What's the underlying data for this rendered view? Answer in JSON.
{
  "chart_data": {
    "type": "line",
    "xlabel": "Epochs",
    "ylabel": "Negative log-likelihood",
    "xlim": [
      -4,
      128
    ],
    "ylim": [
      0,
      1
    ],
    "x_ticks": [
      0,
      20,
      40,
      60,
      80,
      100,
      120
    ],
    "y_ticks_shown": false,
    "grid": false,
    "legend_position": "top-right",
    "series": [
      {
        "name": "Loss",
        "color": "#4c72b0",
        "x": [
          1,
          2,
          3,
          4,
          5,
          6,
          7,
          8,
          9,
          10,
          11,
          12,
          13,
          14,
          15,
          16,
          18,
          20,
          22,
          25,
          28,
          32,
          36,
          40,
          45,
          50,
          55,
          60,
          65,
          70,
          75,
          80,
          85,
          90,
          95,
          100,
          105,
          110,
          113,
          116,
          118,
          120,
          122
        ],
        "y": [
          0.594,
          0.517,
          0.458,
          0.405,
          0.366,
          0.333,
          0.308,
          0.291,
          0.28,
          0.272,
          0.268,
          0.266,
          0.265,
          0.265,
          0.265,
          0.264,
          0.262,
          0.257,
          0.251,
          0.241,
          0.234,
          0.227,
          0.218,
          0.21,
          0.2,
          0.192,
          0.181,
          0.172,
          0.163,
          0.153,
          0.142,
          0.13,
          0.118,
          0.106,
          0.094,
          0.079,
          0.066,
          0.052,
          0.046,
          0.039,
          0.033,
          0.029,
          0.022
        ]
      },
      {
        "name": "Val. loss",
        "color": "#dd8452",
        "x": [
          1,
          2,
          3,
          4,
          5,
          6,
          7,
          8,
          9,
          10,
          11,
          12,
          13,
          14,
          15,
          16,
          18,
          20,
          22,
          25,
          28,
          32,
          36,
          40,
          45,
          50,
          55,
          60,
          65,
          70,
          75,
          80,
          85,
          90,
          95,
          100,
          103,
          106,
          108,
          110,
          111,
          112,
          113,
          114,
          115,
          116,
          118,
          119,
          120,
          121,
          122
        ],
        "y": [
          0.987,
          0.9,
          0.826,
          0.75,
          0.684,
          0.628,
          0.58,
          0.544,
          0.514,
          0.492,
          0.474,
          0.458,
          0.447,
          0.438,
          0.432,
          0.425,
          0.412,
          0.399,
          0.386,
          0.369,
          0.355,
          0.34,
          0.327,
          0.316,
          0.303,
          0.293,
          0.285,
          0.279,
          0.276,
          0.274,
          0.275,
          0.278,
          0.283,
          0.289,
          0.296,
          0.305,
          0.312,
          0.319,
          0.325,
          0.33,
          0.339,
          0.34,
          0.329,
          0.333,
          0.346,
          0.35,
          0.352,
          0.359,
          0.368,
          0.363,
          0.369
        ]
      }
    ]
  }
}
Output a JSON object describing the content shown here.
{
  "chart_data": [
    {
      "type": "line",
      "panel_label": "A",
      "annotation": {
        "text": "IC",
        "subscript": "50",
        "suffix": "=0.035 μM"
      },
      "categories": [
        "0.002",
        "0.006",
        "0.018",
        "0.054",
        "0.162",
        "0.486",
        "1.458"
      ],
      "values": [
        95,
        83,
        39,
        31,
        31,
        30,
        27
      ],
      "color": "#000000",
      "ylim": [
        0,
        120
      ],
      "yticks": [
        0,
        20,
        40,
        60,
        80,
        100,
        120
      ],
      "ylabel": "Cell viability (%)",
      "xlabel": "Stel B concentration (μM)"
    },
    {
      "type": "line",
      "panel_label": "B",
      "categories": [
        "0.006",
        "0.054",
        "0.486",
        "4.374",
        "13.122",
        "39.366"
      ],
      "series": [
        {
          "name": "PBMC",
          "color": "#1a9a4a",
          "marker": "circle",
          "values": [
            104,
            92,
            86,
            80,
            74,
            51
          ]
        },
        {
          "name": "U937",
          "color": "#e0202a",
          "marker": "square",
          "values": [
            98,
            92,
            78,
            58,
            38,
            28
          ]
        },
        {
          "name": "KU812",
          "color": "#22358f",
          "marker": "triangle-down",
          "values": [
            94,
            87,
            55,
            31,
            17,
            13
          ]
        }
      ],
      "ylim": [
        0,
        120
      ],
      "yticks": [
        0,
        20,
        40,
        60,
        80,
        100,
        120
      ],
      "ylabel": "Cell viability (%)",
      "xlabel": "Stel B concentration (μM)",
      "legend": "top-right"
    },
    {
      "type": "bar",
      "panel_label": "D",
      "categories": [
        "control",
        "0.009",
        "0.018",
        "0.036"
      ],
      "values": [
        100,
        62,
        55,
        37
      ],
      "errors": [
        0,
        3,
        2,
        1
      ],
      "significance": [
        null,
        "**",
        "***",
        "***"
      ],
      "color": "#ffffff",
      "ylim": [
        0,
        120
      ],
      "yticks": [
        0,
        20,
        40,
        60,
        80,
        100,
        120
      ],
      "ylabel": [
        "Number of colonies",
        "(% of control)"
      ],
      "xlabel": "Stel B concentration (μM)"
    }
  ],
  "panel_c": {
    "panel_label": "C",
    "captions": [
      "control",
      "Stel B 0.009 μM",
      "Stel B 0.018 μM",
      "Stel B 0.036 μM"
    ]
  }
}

--------

> Set problem: Report each line in the preceding entries that holds the string "JSON".

> The response:
What's the underlying data for this rendered view? Answer in JSON.
Output a JSON object describing the content shown here.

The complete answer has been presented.